=== WORK TO BE COMPLETED ===
Make an exact copy of the records, dropping all pictures.

=== GIVEN RECORDS ===
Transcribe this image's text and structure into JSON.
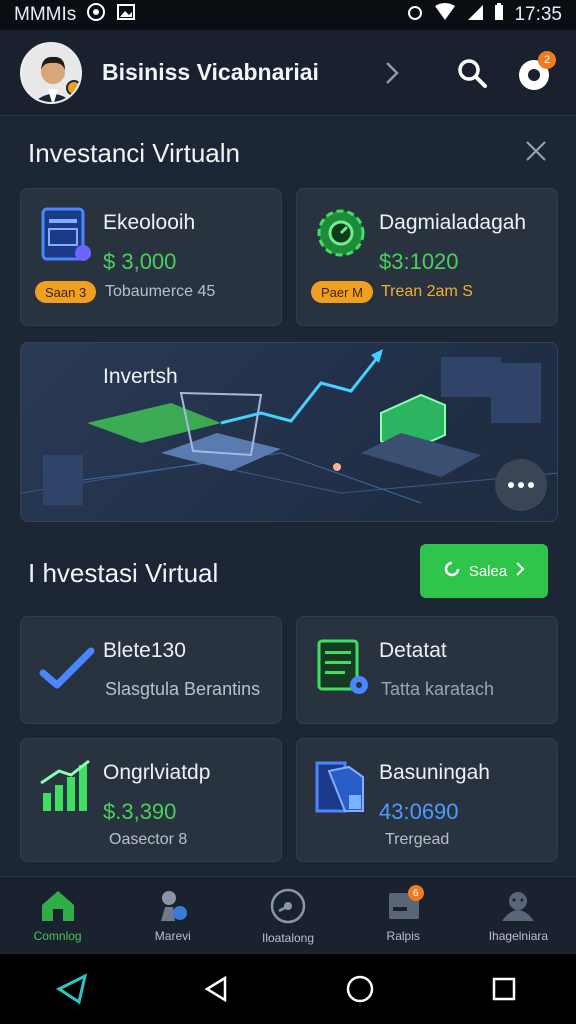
{
  "status_bar": {
    "carrier": "MMMIs",
    "time": "17:35"
  },
  "app_bar": {
    "title": "Bisiniss Vicabnariai"
  },
  "section1": {
    "title": "Investanci Virtualn"
  },
  "cards_top": [
    {
      "title": "Ekeolooih",
      "value": "$ 3,000",
      "pill": "Saan 3",
      "sub": "Tobaumerce 45"
    },
    {
      "title": "Dagmialadagah",
      "value": "$3:1020",
      "pill": "Paer M",
      "sub": "Trean 2am S"
    }
  ],
  "hero": {
    "title": "Invertsh"
  },
  "section2": {
    "title": "I hvestasi Virtual",
    "button_label": "Salea"
  },
  "cards_mid": [
    {
      "title": "Blete130",
      "sub": "Slasgtula Berantins"
    },
    {
      "title": "Detatat",
      "sub": "Tatta karatach"
    }
  ],
  "cards_bottom": [
    {
      "title": "Ongrlviatdp",
      "value": "$.3,390",
      "sub": "Oasector 8"
    },
    {
      "title": "Basuningah",
      "value": "43:0690",
      "sub": "Trergead"
    }
  ],
  "bottom_nav": [
    {
      "label": "Comnlog",
      "icon": "home-icon",
      "active": true
    },
    {
      "label": "Marevi",
      "icon": "people-icon",
      "active": false
    },
    {
      "label": "Iloatalong",
      "icon": "dial-icon",
      "active": false
    },
    {
      "label": "Ralpis",
      "icon": "reports-icon",
      "active": false,
      "badge": "6"
    },
    {
      "label": "Ihagelniara",
      "icon": "user-group-icon",
      "active": false
    }
  ],
  "colors": {
    "accent": "#46c45a",
    "background": "#1d2634",
    "card": "#29323f",
    "badge": "#f07a20"
  }
}
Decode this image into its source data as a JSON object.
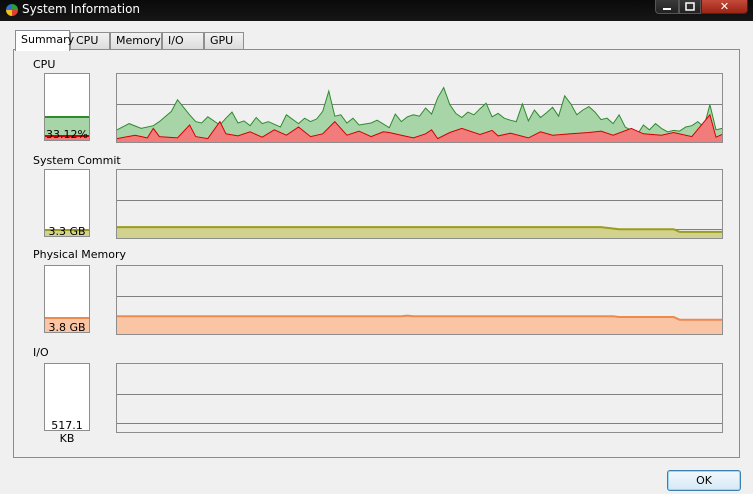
{
  "window": {
    "title": "System Information",
    "close_glyph": "✕"
  },
  "tabs": [
    {
      "label": "Summary",
      "active": true
    },
    {
      "label": "CPU",
      "active": false
    },
    {
      "label": "Memory",
      "active": false
    },
    {
      "label": "I/O",
      "active": false
    },
    {
      "label": "GPU",
      "active": false
    }
  ],
  "sections": {
    "cpu": {
      "label": "CPU",
      "value": "33.12%",
      "meter_total_fraction": 0.33,
      "meter_kernel_fraction": 0.04
    },
    "commit": {
      "label": "System Commit",
      "value": "3.3 GB",
      "meter_fraction": 0.07
    },
    "physical": {
      "label": "Physical Memory",
      "value": "3.8 GB",
      "meter_fraction": 0.2
    },
    "io": {
      "label": "I/O",
      "value": "517.1  KB",
      "meter_fraction": 0.0
    }
  },
  "buttons": {
    "ok": "OK"
  },
  "colors": {
    "cpu_total_fill": "#a8d5a8",
    "cpu_total_line": "#2e8b2e",
    "cpu_kernel_fill": "#f27c7c",
    "cpu_kernel_line": "#d40000",
    "commit_fill": "#d2d28f",
    "commit_line": "#9c9c1c",
    "physical_fill": "#f9c5a4",
    "physical_line": "#ef8a4f",
    "grid": "#808080"
  },
  "chart_data": [
    {
      "type": "area",
      "name": "cpu-history",
      "ylim": [
        0,
        100
      ],
      "xlim": [
        0,
        100
      ],
      "grid": true,
      "series": [
        {
          "x": [
            0,
            2,
            4,
            6,
            7,
            9,
            10,
            12,
            13,
            14,
            15,
            17,
            18,
            19,
            20,
            21,
            22,
            23,
            24,
            25,
            27,
            28,
            30,
            31,
            32,
            33,
            34,
            35,
            36,
            37,
            38,
            39,
            40,
            42,
            43,
            45,
            46,
            47,
            48,
            49,
            50,
            51,
            52,
            53,
            54,
            55,
            56,
            57,
            58,
            59,
            60,
            61,
            62,
            63,
            64,
            65,
            66,
            67,
            68,
            69,
            70,
            71,
            72,
            73,
            74,
            75,
            76,
            77,
            78,
            79,
            80,
            81,
            82,
            83,
            84,
            85,
            86,
            87,
            88,
            89,
            90,
            91,
            92,
            93,
            94,
            95,
            96,
            97,
            98,
            99,
            100
          ],
          "values": [
            18,
            27,
            20,
            24,
            30,
            45,
            62,
            40,
            30,
            28,
            37,
            25,
            35,
            44,
            28,
            31,
            24,
            36,
            27,
            30,
            22,
            40,
            27,
            35,
            30,
            34,
            45,
            75,
            38,
            40,
            28,
            35,
            25,
            28,
            32,
            21,
            41,
            30,
            37,
            40,
            38,
            50,
            41,
            65,
            80,
            55,
            42,
            36,
            44,
            40,
            49,
            57,
            37,
            42,
            35,
            32,
            30,
            56,
            31,
            47,
            36,
            43,
            51,
            38,
            68,
            56,
            40,
            47,
            52,
            44,
            33,
            35,
            27,
            40,
            22,
            17,
            11,
            25,
            18,
            27,
            20,
            15,
            17,
            16,
            22,
            24,
            30,
            22,
            55,
            18,
            20
          ]
        },
        {
          "x": [
            0,
            3,
            5,
            6,
            7,
            10,
            12,
            13,
            15,
            17,
            18,
            20,
            22,
            24,
            26,
            28,
            30,
            32,
            34,
            36,
            38,
            40,
            42,
            44,
            45,
            47,
            49,
            51,
            52,
            53,
            55,
            57,
            60,
            62,
            63,
            65,
            68,
            70,
            72,
            75,
            78,
            80,
            82,
            85,
            87,
            90,
            92,
            95,
            98,
            99,
            100
          ],
          "values": [
            5,
            10,
            6,
            20,
            8,
            6,
            25,
            8,
            5,
            30,
            12,
            9,
            15,
            7,
            18,
            10,
            22,
            8,
            12,
            30,
            10,
            16,
            8,
            15,
            14,
            10,
            6,
            12,
            18,
            5,
            14,
            20,
            11,
            17,
            9,
            13,
            6,
            15,
            10,
            12,
            14,
            16,
            10,
            20,
            12,
            10,
            14,
            8,
            40,
            7,
            11
          ]
        }
      ]
    },
    {
      "type": "area",
      "name": "commit-history",
      "ylim": [
        0,
        100
      ],
      "xlim": [
        0,
        100
      ],
      "grid": true,
      "series": [
        {
          "x": [
            0,
            80,
            83,
            92,
            93,
            100
          ],
          "values": [
            16,
            16,
            13,
            13,
            9,
            9
          ]
        }
      ]
    },
    {
      "type": "area",
      "name": "physical-history",
      "ylim": [
        0,
        100
      ],
      "xlim": [
        0,
        100
      ],
      "grid": true,
      "series": [
        {
          "x": [
            0,
            47,
            48,
            49,
            82,
            83,
            92,
            93,
            100
          ],
          "values": [
            26,
            26,
            27,
            26,
            26,
            25,
            25,
            21,
            21
          ]
        }
      ]
    },
    {
      "type": "area",
      "name": "io-history",
      "ylim": [
        0,
        100
      ],
      "xlim": [
        0,
        100
      ],
      "grid": true,
      "series": [
        {
          "x": [
            0,
            100
          ],
          "values": [
            0,
            0
          ]
        }
      ]
    }
  ]
}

=== FULL SOLUTION ===
Transcribe this image's text and structure into JSON.
{
  "status_bar": {
    "carrier": "MMMIs",
    "time": "17:35"
  },
  "app_bar": {
    "title": "Bisiniss Vicabnariai"
  },
  "section1": {
    "title": "Investanci Virtualn"
  },
  "cards_top": [
    {
      "title": "Ekeolooih",
      "value": "$ 3,000",
      "pill": "Saan 3",
      "sub": "Tobaumerce 45"
    },
    {
      "title": "Dagmialadagah",
      "value": "$3:1020",
      "pill": "Paer M",
      "sub": "Trean 2am S"
    }
  ],
  "hero": {
    "title": "Invertsh"
  },
  "section2": {
    "title": "I hvestasi Virtual",
    "button_label": "Salea"
  },
  "cards_mid": [
    {
      "title": "Blete130",
      "sub": "Slasgtula Berantins"
    },
    {
      "title": "Detatat",
      "sub": "Tatta karatach"
    }
  ],
  "cards_bottom": [
    {
      "title": "Ongrlviatdp",
      "value": "$.3,390",
      "sub": "Oasector 8"
    },
    {
      "title": "Basuningah",
      "value": "43:0690",
      "sub": "Trergead"
    }
  ],
  "bottom_nav": [
    {
      "label": "Comnlog",
      "icon": "home-icon",
      "active": true
    },
    {
      "label": "Marevi",
      "icon": "people-icon",
      "active": false
    },
    {
      "label": "Iloatalong",
      "icon": "dial-icon",
      "active": false
    },
    {
      "label": "Ralpis",
      "icon": "reports-icon",
      "active": false,
      "badge": "6"
    },
    {
      "label": "Ihagelniara",
      "icon": "user-group-icon",
      "active": false
    }
  ],
  "colors": {
    "accent": "#46c45a",
    "background": "#1d2634",
    "card": "#29323f",
    "badge": "#f07a20"
  }
}
Decode this image into its source data as a JSON object.
{
  "window": {
    "title": "System Information",
    "close_glyph": "✕"
  },
  "tabs": [
    {
      "label": "Summary",
      "active": true
    },
    {
      "label": "CPU",
      "active": false
    },
    {
      "label": "Memory",
      "active": false
    },
    {
      "label": "I/O",
      "active": false
    },
    {
      "label": "GPU",
      "active": false
    }
  ],
  "sections": {
    "cpu": {
      "label": "CPU",
      "value": "33.12%",
      "meter_total_fraction": 0.33,
      "meter_kernel_fraction": 0.04
    },
    "commit": {
      "label": "System Commit",
      "value": "3.3 GB",
      "meter_fraction": 0.07
    },
    "physical": {
      "label": "Physical Memory",
      "value": "3.8 GB",
      "meter_fraction": 0.2
    },
    "io": {
      "label": "I/O",
      "value": "517.1  KB",
      "meter_fraction": 0.0
    }
  },
  "buttons": {
    "ok": "OK"
  },
  "colors": {
    "cpu_total_fill": "#a8d5a8",
    "cpu_total_line": "#2e8b2e",
    "cpu_kernel_fill": "#f27c7c",
    "cpu_kernel_line": "#d40000",
    "commit_fill": "#d2d28f",
    "commit_line": "#9c9c1c",
    "physical_fill": "#f9c5a4",
    "physical_line": "#ef8a4f",
    "grid": "#808080"
  },
  "chart_data": [
    {
      "type": "area",
      "name": "cpu-history",
      "ylim": [
        0,
        100
      ],
      "xlim": [
        0,
        100
      ],
      "grid": true,
      "series": [
        {
          "x": [
            0,
            2,
            4,
            6,
            7,
            9,
            10,
            12,
            13,
            14,
            15,
            17,
            18,
            19,
            20,
            21,
            22,
            23,
            24,
            25,
            27,
            28,
            30,
            31,
            32,
            33,
            34,
            35,
            36,
            37,
            38,
            39,
            40,
            42,
            43,
            45,
            46,
            47,
            48,
            49,
            50,
            51,
            52,
            53,
            54,
            55,
            56,
            57,
            58,
            59,
            60,
            61,
            62,
            63,
            64,
            65,
            66,
            67,
            68,
            69,
            70,
            71,
            72,
            73,
            74,
            75,
            76,
            77,
            78,
            79,
            80,
            81,
            82,
            83,
            84,
            85,
            86,
            87,
            88,
            89,
            90,
            91,
            92,
            93,
            94,
            95,
            96,
            97,
            98,
            99,
            100
          ],
          "values": [
            18,
            27,
            20,
            24,
            30,
            45,
            62,
            40,
            30,
            28,
            37,
            25,
            35,
            44,
            28,
            31,
            24,
            36,
            27,
            30,
            22,
            40,
            27,
            35,
            30,
            34,
            45,
            75,
            38,
            40,
            28,
            35,
            25,
            28,
            32,
            21,
            41,
            30,
            37,
            40,
            38,
            50,
            41,
            65,
            80,
            55,
            42,
            36,
            44,
            40,
            49,
            57,
            37,
            42,
            35,
            32,
            30,
            56,
            31,
            47,
            36,
            43,
            51,
            38,
            68,
            56,
            40,
            47,
            52,
            44,
            33,
            35,
            27,
            40,
            22,
            17,
            11,
            25,
            18,
            27,
            20,
            15,
            17,
            16,
            22,
            24,
            30,
            22,
            55,
            18,
            20
          ]
        },
        {
          "x": [
            0,
            3,
            5,
            6,
            7,
            10,
            12,
            13,
            15,
            17,
            18,
            20,
            22,
            24,
            26,
            28,
            30,
            32,
            34,
            36,
            38,
            40,
            42,
            44,
            45,
            47,
            49,
            51,
            52,
            53,
            55,
            57,
            60,
            62,
            63,
            65,
            68,
            70,
            72,
            75,
            78,
            80,
            82,
            85,
            87,
            90,
            92,
            95,
            98,
            99,
            100
          ],
          "values": [
            5,
            10,
            6,
            20,
            8,
            6,
            25,
            8,
            5,
            30,
            12,
            9,
            15,
            7,
            18,
            10,
            22,
            8,
            12,
            30,
            10,
            16,
            8,
            15,
            14,
            10,
            6,
            12,
            18,
            5,
            14,
            20,
            11,
            17,
            9,
            13,
            6,
            15,
            10,
            12,
            14,
            16,
            10,
            20,
            12,
            10,
            14,
            8,
            40,
            7,
            11
          ]
        }
      ]
    },
    {
      "type": "area",
      "name": "commit-history",
      "ylim": [
        0,
        100
      ],
      "xlim": [
        0,
        100
      ],
      "grid": true,
      "series": [
        {
          "x": [
            0,
            80,
            83,
            92,
            93,
            100
          ],
          "values": [
            16,
            16,
            13,
            13,
            9,
            9
          ]
        }
      ]
    },
    {
      "type": "area",
      "name": "physical-history",
      "ylim": [
        0,
        100
      ],
      "xlim": [
        0,
        100
      ],
      "grid": true,
      "series": [
        {
          "x": [
            0,
            47,
            48,
            49,
            82,
            83,
            92,
            93,
            100
          ],
          "values": [
            26,
            26,
            27,
            26,
            26,
            25,
            25,
            21,
            21
          ]
        }
      ]
    },
    {
      "type": "area",
      "name": "io-history",
      "ylim": [
        0,
        100
      ],
      "xlim": [
        0,
        100
      ],
      "grid": true,
      "series": [
        {
          "x": [
            0,
            100
          ],
          "values": [
            0,
            0
          ]
        }
      ]
    }
  ]
}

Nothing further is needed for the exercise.